### Do this
Tally the lines below that contain the word "explorer", and give only that number.

### Data shown

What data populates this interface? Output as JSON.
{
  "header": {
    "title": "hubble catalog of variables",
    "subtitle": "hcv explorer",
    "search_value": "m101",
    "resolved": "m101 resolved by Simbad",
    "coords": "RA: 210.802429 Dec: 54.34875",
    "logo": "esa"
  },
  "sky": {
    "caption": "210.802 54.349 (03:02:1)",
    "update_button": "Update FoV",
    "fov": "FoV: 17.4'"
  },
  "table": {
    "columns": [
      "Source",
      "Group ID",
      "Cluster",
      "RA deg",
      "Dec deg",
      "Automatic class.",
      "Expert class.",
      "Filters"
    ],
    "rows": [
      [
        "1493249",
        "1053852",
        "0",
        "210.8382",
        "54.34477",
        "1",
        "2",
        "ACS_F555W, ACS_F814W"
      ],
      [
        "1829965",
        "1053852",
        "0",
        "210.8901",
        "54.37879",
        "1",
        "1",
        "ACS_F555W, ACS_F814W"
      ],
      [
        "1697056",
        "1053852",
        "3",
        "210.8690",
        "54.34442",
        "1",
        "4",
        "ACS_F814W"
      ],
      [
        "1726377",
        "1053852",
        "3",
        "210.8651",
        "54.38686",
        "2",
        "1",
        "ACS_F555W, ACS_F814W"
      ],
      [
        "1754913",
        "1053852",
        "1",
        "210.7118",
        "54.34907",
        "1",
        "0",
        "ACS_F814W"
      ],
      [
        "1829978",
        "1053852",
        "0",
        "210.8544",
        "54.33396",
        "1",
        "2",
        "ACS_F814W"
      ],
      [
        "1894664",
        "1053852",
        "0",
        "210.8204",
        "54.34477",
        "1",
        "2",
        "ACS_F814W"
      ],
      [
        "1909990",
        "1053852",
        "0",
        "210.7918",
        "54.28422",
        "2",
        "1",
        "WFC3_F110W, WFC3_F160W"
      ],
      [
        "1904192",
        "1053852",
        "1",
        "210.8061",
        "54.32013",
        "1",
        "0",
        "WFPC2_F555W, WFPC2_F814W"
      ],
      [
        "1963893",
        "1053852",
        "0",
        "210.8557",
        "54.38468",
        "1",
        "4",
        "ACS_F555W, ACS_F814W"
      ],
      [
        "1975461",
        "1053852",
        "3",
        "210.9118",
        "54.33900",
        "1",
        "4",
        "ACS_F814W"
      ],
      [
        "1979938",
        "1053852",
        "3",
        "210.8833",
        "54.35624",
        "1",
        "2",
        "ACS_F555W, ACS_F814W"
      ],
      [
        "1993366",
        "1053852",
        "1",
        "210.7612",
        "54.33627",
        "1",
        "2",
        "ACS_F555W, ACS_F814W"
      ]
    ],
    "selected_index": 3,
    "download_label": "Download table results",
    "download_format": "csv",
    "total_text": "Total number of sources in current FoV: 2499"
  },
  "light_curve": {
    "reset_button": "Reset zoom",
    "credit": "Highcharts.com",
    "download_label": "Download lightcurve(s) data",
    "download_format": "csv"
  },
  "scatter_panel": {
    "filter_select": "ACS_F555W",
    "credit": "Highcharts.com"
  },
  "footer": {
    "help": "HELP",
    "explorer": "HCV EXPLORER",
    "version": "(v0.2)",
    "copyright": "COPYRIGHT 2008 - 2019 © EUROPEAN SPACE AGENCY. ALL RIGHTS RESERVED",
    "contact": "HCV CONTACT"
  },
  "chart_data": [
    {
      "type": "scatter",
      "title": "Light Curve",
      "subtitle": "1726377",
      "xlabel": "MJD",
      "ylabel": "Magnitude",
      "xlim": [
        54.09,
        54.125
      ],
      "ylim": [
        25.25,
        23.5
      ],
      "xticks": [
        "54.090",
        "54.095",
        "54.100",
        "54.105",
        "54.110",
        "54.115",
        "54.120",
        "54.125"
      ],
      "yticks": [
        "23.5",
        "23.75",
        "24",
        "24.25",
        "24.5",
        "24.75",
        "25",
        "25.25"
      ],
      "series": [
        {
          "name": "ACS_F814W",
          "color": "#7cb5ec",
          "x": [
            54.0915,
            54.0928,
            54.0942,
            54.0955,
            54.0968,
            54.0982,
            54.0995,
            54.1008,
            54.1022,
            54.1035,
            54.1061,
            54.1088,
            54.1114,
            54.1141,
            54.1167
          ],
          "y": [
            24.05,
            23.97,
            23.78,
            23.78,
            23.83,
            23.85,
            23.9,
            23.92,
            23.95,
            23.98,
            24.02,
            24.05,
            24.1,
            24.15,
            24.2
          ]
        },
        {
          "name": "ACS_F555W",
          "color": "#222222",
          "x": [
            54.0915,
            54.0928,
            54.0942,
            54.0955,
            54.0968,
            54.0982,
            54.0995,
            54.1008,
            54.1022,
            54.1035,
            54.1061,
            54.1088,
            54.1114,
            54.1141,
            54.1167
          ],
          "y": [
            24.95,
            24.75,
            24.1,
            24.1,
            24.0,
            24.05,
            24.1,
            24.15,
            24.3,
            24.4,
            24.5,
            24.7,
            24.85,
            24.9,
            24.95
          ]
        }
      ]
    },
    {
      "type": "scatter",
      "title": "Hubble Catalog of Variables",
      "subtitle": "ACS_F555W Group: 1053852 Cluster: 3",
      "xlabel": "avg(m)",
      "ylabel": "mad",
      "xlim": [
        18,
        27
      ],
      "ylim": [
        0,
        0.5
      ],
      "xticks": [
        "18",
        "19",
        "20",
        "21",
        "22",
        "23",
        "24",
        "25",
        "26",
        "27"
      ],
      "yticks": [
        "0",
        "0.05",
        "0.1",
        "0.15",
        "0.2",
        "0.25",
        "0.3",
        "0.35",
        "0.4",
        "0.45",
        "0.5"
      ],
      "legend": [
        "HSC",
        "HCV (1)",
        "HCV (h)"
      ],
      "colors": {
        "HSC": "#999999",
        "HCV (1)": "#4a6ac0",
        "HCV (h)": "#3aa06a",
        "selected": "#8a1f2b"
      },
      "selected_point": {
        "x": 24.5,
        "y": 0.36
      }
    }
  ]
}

### The completed task
2